Element region listings:
● ● ●

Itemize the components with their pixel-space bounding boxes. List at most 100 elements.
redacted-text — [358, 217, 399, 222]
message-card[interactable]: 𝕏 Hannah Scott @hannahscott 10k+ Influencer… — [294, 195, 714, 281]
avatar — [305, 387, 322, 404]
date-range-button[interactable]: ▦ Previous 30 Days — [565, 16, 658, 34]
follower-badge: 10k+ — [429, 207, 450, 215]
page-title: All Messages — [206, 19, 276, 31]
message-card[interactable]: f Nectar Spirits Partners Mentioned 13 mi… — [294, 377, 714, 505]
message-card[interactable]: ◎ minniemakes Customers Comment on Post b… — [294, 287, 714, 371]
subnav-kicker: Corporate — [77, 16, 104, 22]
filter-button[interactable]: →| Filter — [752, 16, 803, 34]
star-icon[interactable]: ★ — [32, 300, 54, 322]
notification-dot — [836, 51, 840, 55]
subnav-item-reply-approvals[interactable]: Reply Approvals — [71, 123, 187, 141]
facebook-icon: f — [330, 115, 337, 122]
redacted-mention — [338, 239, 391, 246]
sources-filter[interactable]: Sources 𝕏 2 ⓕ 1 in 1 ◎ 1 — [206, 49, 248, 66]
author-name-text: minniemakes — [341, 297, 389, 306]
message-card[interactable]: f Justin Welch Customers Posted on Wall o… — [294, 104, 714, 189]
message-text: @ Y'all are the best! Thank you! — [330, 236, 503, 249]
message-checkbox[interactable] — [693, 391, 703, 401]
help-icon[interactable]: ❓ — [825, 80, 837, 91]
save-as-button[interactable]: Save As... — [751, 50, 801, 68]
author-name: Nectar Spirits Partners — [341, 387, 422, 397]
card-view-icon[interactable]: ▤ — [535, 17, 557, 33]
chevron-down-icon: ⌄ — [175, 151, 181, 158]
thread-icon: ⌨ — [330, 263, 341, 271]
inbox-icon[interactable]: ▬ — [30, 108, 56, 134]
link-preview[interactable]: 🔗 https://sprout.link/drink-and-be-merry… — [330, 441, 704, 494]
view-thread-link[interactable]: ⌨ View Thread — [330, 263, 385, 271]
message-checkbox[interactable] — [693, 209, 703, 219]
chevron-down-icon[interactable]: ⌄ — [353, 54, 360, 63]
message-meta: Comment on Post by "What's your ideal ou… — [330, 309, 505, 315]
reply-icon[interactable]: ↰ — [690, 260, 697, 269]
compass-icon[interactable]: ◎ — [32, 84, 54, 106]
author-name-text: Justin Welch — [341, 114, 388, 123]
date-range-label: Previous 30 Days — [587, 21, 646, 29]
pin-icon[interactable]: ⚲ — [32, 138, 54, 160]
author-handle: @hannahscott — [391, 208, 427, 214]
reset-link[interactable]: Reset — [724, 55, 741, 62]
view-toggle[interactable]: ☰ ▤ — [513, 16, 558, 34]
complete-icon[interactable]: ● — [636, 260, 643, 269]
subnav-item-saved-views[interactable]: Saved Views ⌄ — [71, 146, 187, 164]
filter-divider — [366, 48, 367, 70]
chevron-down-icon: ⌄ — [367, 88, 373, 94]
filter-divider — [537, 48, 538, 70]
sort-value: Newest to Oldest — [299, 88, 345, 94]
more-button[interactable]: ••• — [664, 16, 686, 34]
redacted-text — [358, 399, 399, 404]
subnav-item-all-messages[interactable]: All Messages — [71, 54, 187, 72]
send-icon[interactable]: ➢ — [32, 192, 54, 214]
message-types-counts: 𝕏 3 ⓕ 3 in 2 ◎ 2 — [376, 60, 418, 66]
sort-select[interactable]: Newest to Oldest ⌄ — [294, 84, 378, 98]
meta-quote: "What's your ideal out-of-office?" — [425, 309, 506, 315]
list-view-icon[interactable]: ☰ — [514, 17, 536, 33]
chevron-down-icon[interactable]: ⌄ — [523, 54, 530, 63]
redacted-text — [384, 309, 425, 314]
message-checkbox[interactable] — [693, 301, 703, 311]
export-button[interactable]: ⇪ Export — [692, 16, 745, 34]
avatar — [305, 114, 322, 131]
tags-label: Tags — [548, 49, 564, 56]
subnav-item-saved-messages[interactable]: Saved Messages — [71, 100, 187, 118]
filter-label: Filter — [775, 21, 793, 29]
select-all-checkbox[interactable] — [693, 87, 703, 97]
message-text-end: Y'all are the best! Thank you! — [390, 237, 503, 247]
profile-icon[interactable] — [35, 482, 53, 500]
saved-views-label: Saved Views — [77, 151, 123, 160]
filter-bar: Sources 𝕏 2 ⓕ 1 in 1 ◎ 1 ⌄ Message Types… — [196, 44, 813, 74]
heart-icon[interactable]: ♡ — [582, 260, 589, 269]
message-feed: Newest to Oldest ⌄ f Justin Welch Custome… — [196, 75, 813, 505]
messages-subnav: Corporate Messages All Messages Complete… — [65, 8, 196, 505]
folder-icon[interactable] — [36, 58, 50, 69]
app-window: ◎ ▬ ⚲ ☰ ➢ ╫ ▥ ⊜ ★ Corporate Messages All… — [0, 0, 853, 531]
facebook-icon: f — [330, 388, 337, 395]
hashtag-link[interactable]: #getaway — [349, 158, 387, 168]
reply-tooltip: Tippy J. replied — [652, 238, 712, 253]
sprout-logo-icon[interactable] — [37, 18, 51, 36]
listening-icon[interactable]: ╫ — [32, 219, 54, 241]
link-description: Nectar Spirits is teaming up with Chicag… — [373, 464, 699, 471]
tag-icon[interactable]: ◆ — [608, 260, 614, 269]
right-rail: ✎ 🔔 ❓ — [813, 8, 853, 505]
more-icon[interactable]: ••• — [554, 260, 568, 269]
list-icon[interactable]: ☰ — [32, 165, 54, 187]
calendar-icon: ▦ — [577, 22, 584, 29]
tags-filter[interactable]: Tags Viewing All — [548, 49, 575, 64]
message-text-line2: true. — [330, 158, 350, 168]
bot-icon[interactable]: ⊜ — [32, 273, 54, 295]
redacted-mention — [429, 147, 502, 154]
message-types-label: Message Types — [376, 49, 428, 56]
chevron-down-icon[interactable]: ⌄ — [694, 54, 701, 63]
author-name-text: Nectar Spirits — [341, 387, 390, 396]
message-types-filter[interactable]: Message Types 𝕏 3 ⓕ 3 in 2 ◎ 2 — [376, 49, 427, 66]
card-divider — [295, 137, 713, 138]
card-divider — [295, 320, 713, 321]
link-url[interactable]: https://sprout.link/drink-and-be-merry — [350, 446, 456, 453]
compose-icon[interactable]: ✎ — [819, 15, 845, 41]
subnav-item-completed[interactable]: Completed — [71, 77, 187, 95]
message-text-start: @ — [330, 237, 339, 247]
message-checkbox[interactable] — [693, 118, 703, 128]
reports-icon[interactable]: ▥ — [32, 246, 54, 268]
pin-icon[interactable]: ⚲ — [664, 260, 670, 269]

● ● ●

__GIVEN PROBLEM__.
Copy out the records above word for word, line for line.

__EXERCISE RESPONSE__.
Itemize the components with their pixel-space bounding boxes. List at most 100 elements.
redacted-text — [358, 217, 399, 222]
message-card[interactable]: 𝕏 Hannah Scott @hannahscott 10k+ Influencer… — [294, 195, 714, 281]
avatar — [305, 387, 322, 404]
date-range-button[interactable]: ▦ Previous 30 Days — [565, 16, 658, 34]
follower-badge: 10k+ — [429, 207, 450, 215]
page-title: All Messages — [206, 19, 276, 31]
message-card[interactable]: f Nectar Spirits Partners Mentioned 13 mi… — [294, 377, 714, 505]
message-card[interactable]: ◎ minniemakes Customers Comment on Post b… — [294, 287, 714, 371]
subnav-kicker: Corporate — [77, 16, 104, 22]
filter-button[interactable]: →| Filter — [752, 16, 803, 34]
star-icon[interactable]: ★ — [32, 300, 54, 322]
notification-dot — [836, 51, 840, 55]
subnav-item-reply-approvals[interactable]: Reply Approvals — [71, 123, 187, 141]
facebook-icon: f — [330, 115, 337, 122]
redacted-mention — [338, 239, 391, 246]
sources-filter[interactable]: Sources 𝕏 2 ⓕ 1 in 1 ◎ 1 — [206, 49, 248, 66]
author-name-text: minniemakes — [341, 297, 389, 306]
message-card[interactable]: f Justin Welch Customers Posted on Wall o… — [294, 104, 714, 189]
message-text: @ Y'all are the best! Thank you! — [330, 236, 503, 249]
message-checkbox[interactable] — [693, 391, 703, 401]
help-icon[interactable]: ❓ — [825, 80, 837, 91]
save-as-button[interactable]: Save As... — [751, 50, 801, 68]
author-name: Nectar Spirits Partners — [341, 387, 422, 397]
card-view-icon[interactable]: ▤ — [535, 17, 557, 33]
chevron-down-icon: ⌄ — [175, 151, 181, 158]
thread-icon: ⌨ — [330, 263, 341, 271]
inbox-icon[interactable]: ▬ — [30, 108, 56, 134]
link-preview[interactable]: 🔗 https://sprout.link/drink-and-be-merry… — [330, 441, 704, 494]
view-thread-link[interactable]: ⌨ View Thread — [330, 263, 385, 271]
message-checkbox[interactable] — [693, 209, 703, 219]
chevron-down-icon[interactable]: ⌄ — [353, 54, 360, 63]
message-meta: Comment on Post by "What's your ideal ou… — [330, 309, 505, 315]
reply-icon[interactable]: ↰ — [690, 260, 697, 269]
compass-icon[interactable]: ◎ — [32, 84, 54, 106]
author-name-text: Justin Welch — [341, 114, 388, 123]
date-range-label: Previous 30 Days — [587, 21, 646, 29]
pin-icon[interactable]: ⚲ — [32, 138, 54, 160]
author-handle: @hannahscott — [391, 208, 427, 214]
reset-link[interactable]: Reset — [724, 55, 741, 62]
view-toggle[interactable]: ☰ ▤ — [513, 16, 558, 34]
complete-icon[interactable]: ● — [636, 260, 643, 269]
subnav-item-saved-views[interactable]: Saved Views ⌄ — [71, 146, 187, 164]
filter-divider — [366, 48, 367, 70]
chevron-down-icon: ⌄ — [367, 88, 373, 94]
filter-divider — [537, 48, 538, 70]
sort-value: Newest to Oldest — [299, 88, 345, 94]
more-button[interactable]: ••• — [664, 16, 686, 34]
redacted-text — [358, 399, 399, 404]
subnav-item-all-messages[interactable]: All Messages — [71, 54, 187, 72]
send-icon[interactable]: ➢ — [32, 192, 54, 214]
message-types-counts: 𝕏 3 ⓕ 3 in 2 ◎ 2 — [376, 60, 418, 66]
sort-select[interactable]: Newest to Oldest ⌄ — [294, 84, 378, 98]
meta-quote: "What's your ideal out-of-office?" — [425, 309, 506, 315]
list-view-icon[interactable]: ☰ — [514, 17, 536, 33]
chevron-down-icon[interactable]: ⌄ — [523, 54, 530, 63]
redacted-text — [384, 309, 425, 314]
message-checkbox[interactable] — [693, 301, 703, 311]
export-button[interactable]: ⇪ Export — [692, 16, 745, 34]
avatar — [305, 114, 322, 131]
tags-label: Tags — [548, 49, 564, 56]
subnav-item-saved-messages[interactable]: Saved Messages — [71, 100, 187, 118]
filter-label: Filter — [775, 21, 793, 29]
select-all-checkbox[interactable] — [693, 87, 703, 97]
message-text-end: Y'all are the best! Thank you! — [390, 237, 503, 247]
profile-icon[interactable] — [35, 482, 53, 500]
saved-views-label: Saved Views — [77, 151, 123, 160]
filter-bar: Sources 𝕏 2 ⓕ 1 in 1 ◎ 1 ⌄ Message Types… — [196, 44, 813, 74]
heart-icon[interactable]: ♡ — [582, 260, 589, 269]
message-feed: Newest to Oldest ⌄ f Justin Welch Custome… — [196, 75, 813, 505]
messages-subnav: Corporate Messages All Messages Complete… — [65, 8, 196, 505]
folder-icon[interactable] — [36, 58, 50, 69]
app-window: ◎ ▬ ⚲ ☰ ➢ ╫ ▥ ⊜ ★ Corporate Messages All… — [0, 0, 853, 531]
facebook-icon: f — [330, 388, 337, 395]
hashtag-link[interactable]: #getaway — [349, 158, 387, 168]
reply-tooltip: Tippy J. replied — [652, 238, 712, 253]
sprout-logo-icon[interactable] — [37, 18, 51, 36]
listening-icon[interactable]: ╫ — [32, 219, 54, 241]
link-description: Nectar Spirits is teaming up with Chicag… — [373, 464, 699, 471]
tag-icon[interactable]: ◆ — [608, 260, 614, 269]
right-rail: ✎ 🔔 ❓ — [813, 8, 853, 505]
more-icon[interactable]: ••• — [554, 260, 568, 269]
list-icon[interactable]: ☰ — [32, 165, 54, 187]
calendar-icon: ▦ — [577, 22, 584, 29]
tags-filter[interactable]: Tags Viewing All — [548, 49, 575, 64]
message-text-line2: true. — [330, 158, 350, 168]
bot-icon[interactable]: ⊜ — [32, 273, 54, 295]
redacted-mention — [429, 147, 502, 154]
message-types-label: Message Types — [376, 49, 428, 56]
chevron-down-icon[interactable]: ⌄ — [694, 54, 701, 63]
author-name-text: Nectar Spirits — [341, 387, 390, 396]
message-types-filter[interactable]: Message Types 𝕏 3 ⓕ 3 in 2 ◎ 2 — [376, 49, 427, 66]
card-divider — [295, 137, 713, 138]
card-divider — [295, 320, 713, 321]
link-url[interactable]: https://sprout.link/drink-and-be-merry — [350, 446, 456, 453]
compose-icon[interactable]: ✎ — [819, 15, 845, 41]
subnav-item-completed[interactable]: Completed — [71, 77, 187, 95]
message-text-start: @ — [330, 237, 339, 247]
message-checkbox[interactable] — [693, 118, 703, 128]
reports-icon[interactable]: ▥ — [32, 246, 54, 268]
pin-icon[interactable]: ⚲ — [664, 260, 670, 269]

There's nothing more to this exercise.